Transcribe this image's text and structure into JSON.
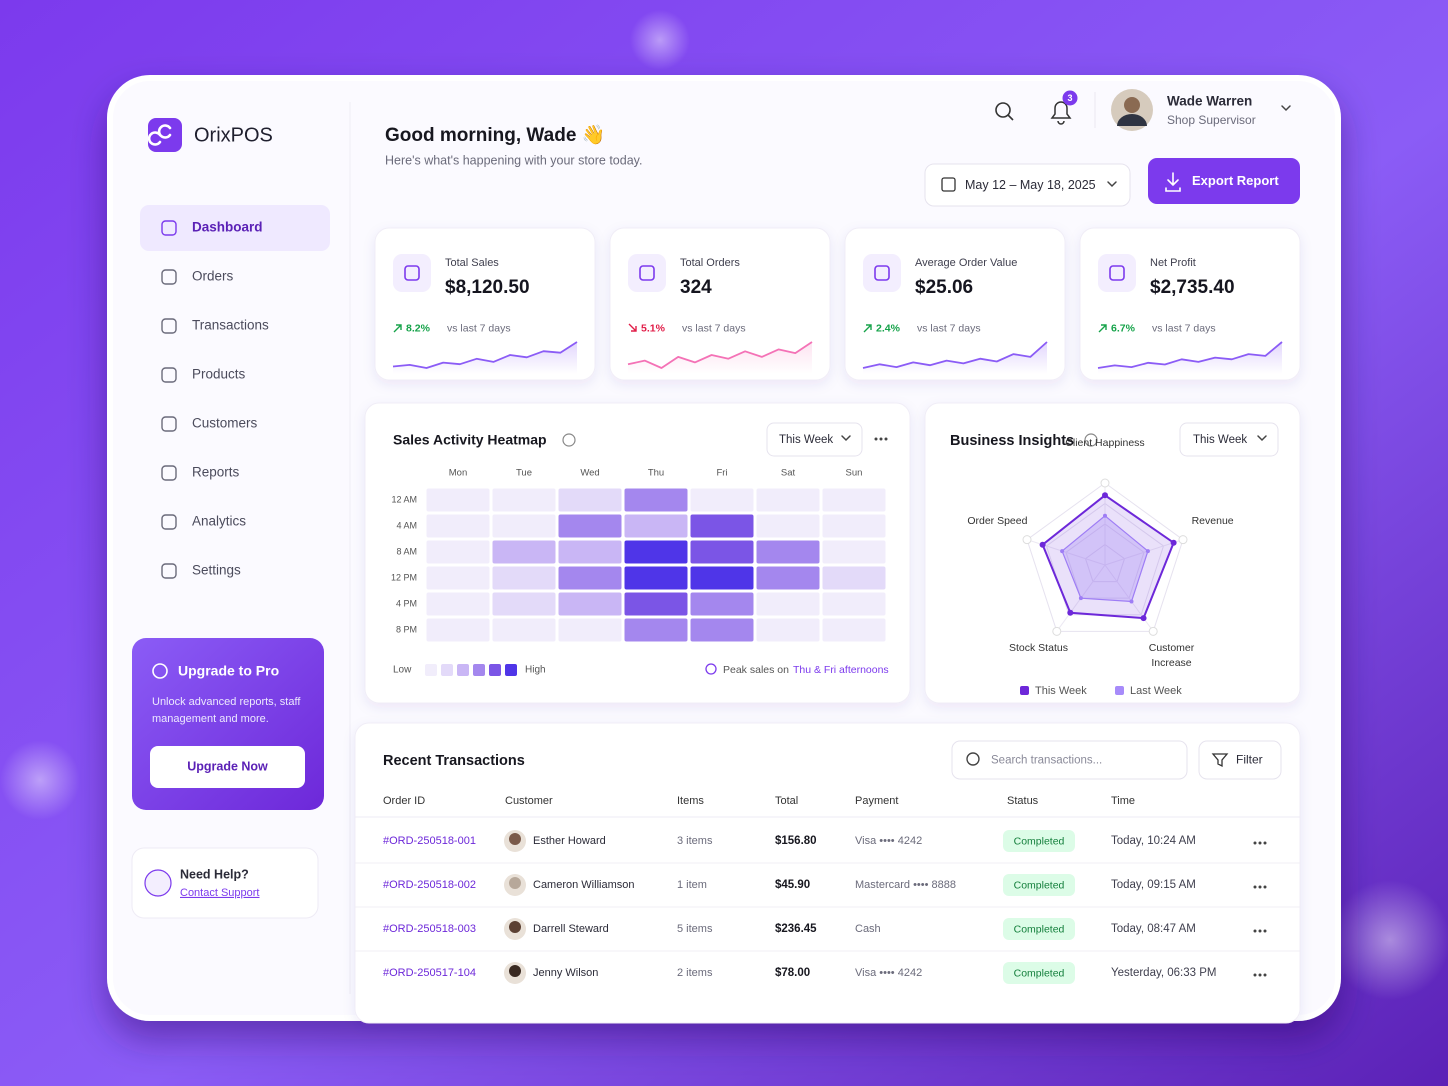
{
  "brand": "OrixPOS",
  "nav": [
    "Dashboard",
    "Orders",
    "Transactions",
    "Products",
    "Customers",
    "Reports",
    "Analytics",
    "Settings"
  ],
  "upgrade": {
    "title": "Upgrade to Pro",
    "text": "Unlock advanced reports, staff management and more.",
    "button": "Upgrade Now"
  },
  "help": {
    "title": "Need Help?",
    "link": "Contact Support"
  },
  "header": {
    "greeting": "Good morning, Wade 👋",
    "subtitle": "Here's what's happening with your store today.",
    "notifications": 3,
    "user_name": "Wade Warren",
    "user_role": "Shop Supervisor",
    "date_range": "May 12 – May 18, 2025",
    "export": "Export Report"
  },
  "kpis": [
    {
      "label": "Total Sales",
      "value": "$8,120.50",
      "change": "8.2%",
      "direction": "up",
      "compare": "vs last 7 days",
      "trend": [
        30,
        32,
        28,
        35,
        33,
        40,
        36,
        45,
        42,
        50,
        48,
        62
      ]
    },
    {
      "label": "Total Orders",
      "value": "324",
      "change": "5.1%",
      "direction": "down",
      "compare": "vs last 7 days",
      "trend": [
        40,
        42,
        38,
        44,
        41,
        45,
        43,
        47,
        44,
        48,
        46,
        52
      ]
    },
    {
      "label": "Average Order Value",
      "value": "$25.06",
      "change": "2.4%",
      "direction": "up",
      "compare": "vs last 7 days",
      "trend": [
        30,
        34,
        31,
        36,
        33,
        38,
        35,
        40,
        37,
        45,
        42,
        58
      ]
    },
    {
      "label": "Net Profit",
      "value": "$2,735.40",
      "change": "6.7%",
      "direction": "up",
      "compare": "vs last 7 days",
      "trend": [
        30,
        33,
        31,
        36,
        34,
        40,
        37,
        42,
        40,
        46,
        44,
        60
      ]
    }
  ],
  "heatmap": {
    "title": "Sales Activity Heatmap",
    "period": "This Week",
    "days": [
      "Mon",
      "Tue",
      "Wed",
      "Thu",
      "Fri",
      "Sat",
      "Sun"
    ],
    "hours": [
      "12 AM",
      "4 AM",
      "8 AM",
      "12 PM",
      "4 PM",
      "8 PM"
    ],
    "values": [
      [
        1,
        1,
        2,
        4,
        1,
        1,
        1
      ],
      [
        1,
        1,
        4,
        3,
        5,
        1,
        1
      ],
      [
        1,
        3,
        3,
        6,
        5,
        4,
        1
      ],
      [
        1,
        2,
        4,
        6,
        6,
        4,
        2
      ],
      [
        1,
        2,
        3,
        5,
        4,
        1,
        1
      ],
      [
        1,
        1,
        1,
        4,
        4,
        1,
        1
      ]
    ],
    "low": "Low",
    "high": "High",
    "note": "Peak sales on",
    "note_highlight": "Thu & Fri afternoons"
  },
  "insights": {
    "title": "Business Insights",
    "period": "This Week",
    "axes": [
      "Client Happiness",
      "Revenue",
      "Customer Increase",
      "Stock Status",
      "Order Speed"
    ],
    "rlim": [
      0,
      100
    ],
    "series": [
      {
        "name": "This Week",
        "color": "#6d28d9",
        "values": [
          85,
          88,
          80,
          72,
          80
        ]
      },
      {
        "name": "Last Week",
        "color": "#a78bfa",
        "values": [
          60,
          55,
          55,
          50,
          55
        ]
      }
    ]
  },
  "transactions": {
    "title": "Recent Transactions",
    "search_placeholder": "Search transactions...",
    "filter": "Filter",
    "columns": [
      "Order ID",
      "Customer",
      "Items",
      "Total",
      "Payment",
      "Status",
      "Time"
    ],
    "rows": [
      {
        "order_id": "#ORD-250518-001",
        "customer": "Esther Howard",
        "items": "3 items",
        "total": "$156.80",
        "payment": "Visa •••• 4242",
        "status": "Completed",
        "time": "Today, 10:24 AM"
      },
      {
        "order_id": "#ORD-250518-002",
        "customer": "Cameron Williamson",
        "items": "1 item",
        "total": "$45.90",
        "payment": "Mastercard •••• 8888",
        "status": "Completed",
        "time": "Today, 09:15 AM"
      },
      {
        "order_id": "#ORD-250518-003",
        "customer": "Darrell Steward",
        "items": "5 items",
        "total": "$236.45",
        "payment": "Cash",
        "status": "Completed",
        "time": "Today, 08:47 AM"
      },
      {
        "order_id": "#ORD-250517-104",
        "customer": "Jenny Wilson",
        "items": "2 items",
        "total": "$78.00",
        "payment": "Visa •••• 4242",
        "status": "Completed",
        "time": "Yesterday, 06:33 PM"
      }
    ]
  }
}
——
THE REQUEST: Print each of the records above exactly as written, leaving no picture in the copy.

WRITTEN SOLUTION:
Transcribe this image's text and structure into JSON.
{
  "brand": "OrixPOS",
  "nav": [
    "Dashboard",
    "Orders",
    "Transactions",
    "Products",
    "Customers",
    "Reports",
    "Analytics",
    "Settings"
  ],
  "upgrade": {
    "title": "Upgrade to Pro",
    "text": "Unlock advanced reports, staff management and more.",
    "button": "Upgrade Now"
  },
  "help": {
    "title": "Need Help?",
    "link": "Contact Support"
  },
  "header": {
    "greeting": "Good morning, Wade 👋",
    "subtitle": "Here's what's happening with your store today.",
    "notifications": 3,
    "user_name": "Wade Warren",
    "user_role": "Shop Supervisor",
    "date_range": "May 12 – May 18, 2025",
    "export": "Export Report"
  },
  "kpis": [
    {
      "label": "Total Sales",
      "value": "$8,120.50",
      "change": "8.2%",
      "direction": "up",
      "compare": "vs last 7 days",
      "trend": [
        30,
        32,
        28,
        35,
        33,
        40,
        36,
        45,
        42,
        50,
        48,
        62
      ]
    },
    {
      "label": "Total Orders",
      "value": "324",
      "change": "5.1%",
      "direction": "down",
      "compare": "vs last 7 days",
      "trend": [
        40,
        42,
        38,
        44,
        41,
        45,
        43,
        47,
        44,
        48,
        46,
        52
      ]
    },
    {
      "label": "Average Order Value",
      "value": "$25.06",
      "change": "2.4%",
      "direction": "up",
      "compare": "vs last 7 days",
      "trend": [
        30,
        34,
        31,
        36,
        33,
        38,
        35,
        40,
        37,
        45,
        42,
        58
      ]
    },
    {
      "label": "Net Profit",
      "value": "$2,735.40",
      "change": "6.7%",
      "direction": "up",
      "compare": "vs last 7 days",
      "trend": [
        30,
        33,
        31,
        36,
        34,
        40,
        37,
        42,
        40,
        46,
        44,
        60
      ]
    }
  ],
  "heatmap": {
    "title": "Sales Activity Heatmap",
    "period": "This Week",
    "days": [
      "Mon",
      "Tue",
      "Wed",
      "Thu",
      "Fri",
      "Sat",
      "Sun"
    ],
    "hours": [
      "12 AM",
      "4 AM",
      "8 AM",
      "12 PM",
      "4 PM",
      "8 PM"
    ],
    "values": [
      [
        1,
        1,
        2,
        4,
        1,
        1,
        1
      ],
      [
        1,
        1,
        4,
        3,
        5,
        1,
        1
      ],
      [
        1,
        3,
        3,
        6,
        5,
        4,
        1
      ],
      [
        1,
        2,
        4,
        6,
        6,
        4,
        2
      ],
      [
        1,
        2,
        3,
        5,
        4,
        1,
        1
      ],
      [
        1,
        1,
        1,
        4,
        4,
        1,
        1
      ]
    ],
    "low": "Low",
    "high": "High",
    "note": "Peak sales on",
    "note_highlight": "Thu & Fri afternoons"
  },
  "insights": {
    "title": "Business Insights",
    "period": "This Week",
    "axes": [
      "Client Happiness",
      "Revenue",
      "Customer Increase",
      "Stock Status",
      "Order Speed"
    ],
    "rlim": [
      0,
      100
    ],
    "series": [
      {
        "name": "This Week",
        "color": "#6d28d9",
        "values": [
          85,
          88,
          80,
          72,
          80
        ]
      },
      {
        "name": "Last Week",
        "color": "#a78bfa",
        "values": [
          60,
          55,
          55,
          50,
          55
        ]
      }
    ]
  },
  "transactions": {
    "title": "Recent Transactions",
    "search_placeholder": "Search transactions...",
    "filter": "Filter",
    "columns": [
      "Order ID",
      "Customer",
      "Items",
      "Total",
      "Payment",
      "Status",
      "Time"
    ],
    "rows": [
      {
        "order_id": "#ORD-250518-001",
        "customer": "Esther Howard",
        "items": "3 items",
        "total": "$156.80",
        "payment": "Visa •••• 4242",
        "status": "Completed",
        "time": "Today, 10:24 AM"
      },
      {
        "order_id": "#ORD-250518-002",
        "customer": "Cameron Williamson",
        "items": "1 item",
        "total": "$45.90",
        "payment": "Mastercard •••• 8888",
        "status": "Completed",
        "time": "Today, 09:15 AM"
      },
      {
        "order_id": "#ORD-250518-003",
        "customer": "Darrell Steward",
        "items": "5 items",
        "total": "$236.45",
        "payment": "Cash",
        "status": "Completed",
        "time": "Today, 08:47 AM"
      },
      {
        "order_id": "#ORD-250517-104",
        "customer": "Jenny Wilson",
        "items": "2 items",
        "total": "$78.00",
        "payment": "Visa •••• 4242",
        "status": "Completed",
        "time": "Yesterday, 06:33 PM"
      }
    ]
  }
}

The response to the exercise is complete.